Exercise goal -> Go through the entries below and pick out every line with "verso".

Records provided ->
--- --- ---

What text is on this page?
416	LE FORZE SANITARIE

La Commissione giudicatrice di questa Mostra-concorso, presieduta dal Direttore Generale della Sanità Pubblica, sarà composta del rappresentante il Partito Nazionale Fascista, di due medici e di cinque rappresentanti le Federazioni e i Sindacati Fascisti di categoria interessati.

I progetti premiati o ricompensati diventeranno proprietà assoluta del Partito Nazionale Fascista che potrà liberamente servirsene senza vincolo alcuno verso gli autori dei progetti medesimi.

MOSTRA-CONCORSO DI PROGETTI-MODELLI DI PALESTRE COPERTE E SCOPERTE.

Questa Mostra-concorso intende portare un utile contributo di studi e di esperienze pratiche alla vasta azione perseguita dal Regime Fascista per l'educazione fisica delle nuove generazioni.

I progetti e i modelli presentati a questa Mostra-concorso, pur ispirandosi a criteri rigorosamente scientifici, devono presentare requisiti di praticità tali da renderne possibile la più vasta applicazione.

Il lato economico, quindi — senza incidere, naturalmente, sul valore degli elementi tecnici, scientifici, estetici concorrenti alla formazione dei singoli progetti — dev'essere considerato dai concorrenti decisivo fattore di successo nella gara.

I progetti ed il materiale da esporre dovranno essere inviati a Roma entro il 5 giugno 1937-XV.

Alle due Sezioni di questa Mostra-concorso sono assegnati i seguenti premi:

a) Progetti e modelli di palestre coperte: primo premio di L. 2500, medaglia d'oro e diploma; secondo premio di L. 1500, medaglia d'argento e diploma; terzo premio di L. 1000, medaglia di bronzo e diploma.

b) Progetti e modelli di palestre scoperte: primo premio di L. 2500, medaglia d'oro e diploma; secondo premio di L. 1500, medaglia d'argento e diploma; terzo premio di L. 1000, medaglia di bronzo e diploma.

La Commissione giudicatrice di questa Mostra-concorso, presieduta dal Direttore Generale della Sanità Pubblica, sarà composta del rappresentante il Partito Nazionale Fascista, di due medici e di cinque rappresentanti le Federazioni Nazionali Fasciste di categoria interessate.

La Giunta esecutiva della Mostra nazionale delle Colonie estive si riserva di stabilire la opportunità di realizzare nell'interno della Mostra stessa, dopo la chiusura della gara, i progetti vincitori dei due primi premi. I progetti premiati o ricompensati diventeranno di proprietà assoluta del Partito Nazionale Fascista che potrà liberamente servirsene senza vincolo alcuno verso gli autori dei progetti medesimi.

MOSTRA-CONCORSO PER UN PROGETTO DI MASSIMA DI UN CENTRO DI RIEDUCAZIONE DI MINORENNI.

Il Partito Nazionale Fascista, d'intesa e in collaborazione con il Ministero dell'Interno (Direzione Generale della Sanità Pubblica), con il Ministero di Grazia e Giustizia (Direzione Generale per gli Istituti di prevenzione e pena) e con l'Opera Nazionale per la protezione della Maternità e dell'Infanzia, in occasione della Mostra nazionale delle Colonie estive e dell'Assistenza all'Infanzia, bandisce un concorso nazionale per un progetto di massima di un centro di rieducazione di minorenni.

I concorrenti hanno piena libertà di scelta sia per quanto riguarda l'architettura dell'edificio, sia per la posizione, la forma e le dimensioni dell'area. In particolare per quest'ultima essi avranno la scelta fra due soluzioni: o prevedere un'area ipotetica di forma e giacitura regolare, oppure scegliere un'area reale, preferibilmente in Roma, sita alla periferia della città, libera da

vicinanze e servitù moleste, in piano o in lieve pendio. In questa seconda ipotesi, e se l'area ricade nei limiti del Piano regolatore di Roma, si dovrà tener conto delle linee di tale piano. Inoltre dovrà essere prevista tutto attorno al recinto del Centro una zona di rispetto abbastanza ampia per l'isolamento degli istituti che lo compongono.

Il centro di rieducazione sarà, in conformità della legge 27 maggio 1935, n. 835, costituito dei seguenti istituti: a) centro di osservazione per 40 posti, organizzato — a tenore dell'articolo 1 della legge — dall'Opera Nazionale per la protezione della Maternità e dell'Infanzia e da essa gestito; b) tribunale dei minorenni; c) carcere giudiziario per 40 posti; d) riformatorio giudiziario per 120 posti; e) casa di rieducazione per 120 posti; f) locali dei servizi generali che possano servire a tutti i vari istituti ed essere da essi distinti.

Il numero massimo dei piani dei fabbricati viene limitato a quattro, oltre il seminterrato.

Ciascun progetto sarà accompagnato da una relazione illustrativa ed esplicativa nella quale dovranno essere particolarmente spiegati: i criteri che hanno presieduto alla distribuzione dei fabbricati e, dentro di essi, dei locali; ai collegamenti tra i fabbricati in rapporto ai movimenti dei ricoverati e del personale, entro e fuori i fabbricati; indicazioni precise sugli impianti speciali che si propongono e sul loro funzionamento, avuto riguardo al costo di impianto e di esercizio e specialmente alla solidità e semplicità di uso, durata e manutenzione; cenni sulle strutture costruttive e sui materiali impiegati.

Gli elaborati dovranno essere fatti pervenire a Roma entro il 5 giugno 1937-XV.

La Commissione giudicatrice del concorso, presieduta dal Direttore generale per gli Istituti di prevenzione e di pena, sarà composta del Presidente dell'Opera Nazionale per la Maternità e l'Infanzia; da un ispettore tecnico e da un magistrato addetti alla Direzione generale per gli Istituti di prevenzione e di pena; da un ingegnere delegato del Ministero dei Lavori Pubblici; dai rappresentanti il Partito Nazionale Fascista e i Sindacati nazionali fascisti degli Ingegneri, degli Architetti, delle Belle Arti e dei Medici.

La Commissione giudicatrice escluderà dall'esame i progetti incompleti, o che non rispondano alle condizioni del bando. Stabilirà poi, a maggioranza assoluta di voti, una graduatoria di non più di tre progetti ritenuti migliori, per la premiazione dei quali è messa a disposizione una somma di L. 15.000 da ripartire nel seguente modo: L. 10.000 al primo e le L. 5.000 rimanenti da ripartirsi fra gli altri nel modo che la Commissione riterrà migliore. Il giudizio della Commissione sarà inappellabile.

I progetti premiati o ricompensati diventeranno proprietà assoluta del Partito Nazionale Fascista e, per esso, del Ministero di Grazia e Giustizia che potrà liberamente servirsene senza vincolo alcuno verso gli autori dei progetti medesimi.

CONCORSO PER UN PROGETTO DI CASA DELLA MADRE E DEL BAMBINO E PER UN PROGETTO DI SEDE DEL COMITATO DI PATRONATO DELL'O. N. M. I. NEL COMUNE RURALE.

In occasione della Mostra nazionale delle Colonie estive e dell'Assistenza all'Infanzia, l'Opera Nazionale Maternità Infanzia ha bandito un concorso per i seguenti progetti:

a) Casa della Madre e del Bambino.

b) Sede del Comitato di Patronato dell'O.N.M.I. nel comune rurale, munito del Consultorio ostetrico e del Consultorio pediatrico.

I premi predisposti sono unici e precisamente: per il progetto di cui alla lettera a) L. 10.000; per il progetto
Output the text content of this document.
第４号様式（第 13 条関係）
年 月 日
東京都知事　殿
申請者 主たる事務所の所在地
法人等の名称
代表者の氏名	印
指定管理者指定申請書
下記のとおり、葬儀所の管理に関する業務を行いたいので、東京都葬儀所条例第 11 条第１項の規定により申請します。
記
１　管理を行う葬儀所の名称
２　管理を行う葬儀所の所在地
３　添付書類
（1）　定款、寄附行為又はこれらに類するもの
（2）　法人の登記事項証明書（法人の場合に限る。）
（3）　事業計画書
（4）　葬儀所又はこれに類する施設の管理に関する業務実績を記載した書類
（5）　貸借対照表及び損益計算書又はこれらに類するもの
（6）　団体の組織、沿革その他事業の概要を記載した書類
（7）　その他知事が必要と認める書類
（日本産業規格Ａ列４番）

--- --- ---

Answer to the task ->
I progetti premiati o ricompensati diventeranno proprietà assoluta del Partito Nazionale Fascista che potrà liberamente servirsene senza vincolo alcuno verso gli autori dei progetti medesimi.
La Giunta esecutiva della Mostra nazionale delle Colonie estive si riserva di stabilire la opportunità di realizzare nell'interno della Mostra stessa, dopo la chiusura della gara, i progetti vincitori dei due primi premi. I progetti premiati o ricompensati diventeranno di proprietà assoluta del Partito Nazionale Fascista che potrà liberamente servirsene senza vincolo alcuno verso gli autori dei progetti medesimi.
I progetti premiati o ricompensati diventeranno proprietà assoluta del Partito Nazionale Fascista e, per esso, del Ministero di Grazia e Giustizia che potrà liberamente servirsene senza vincolo alcuno verso gli autori dei progetti medesimi.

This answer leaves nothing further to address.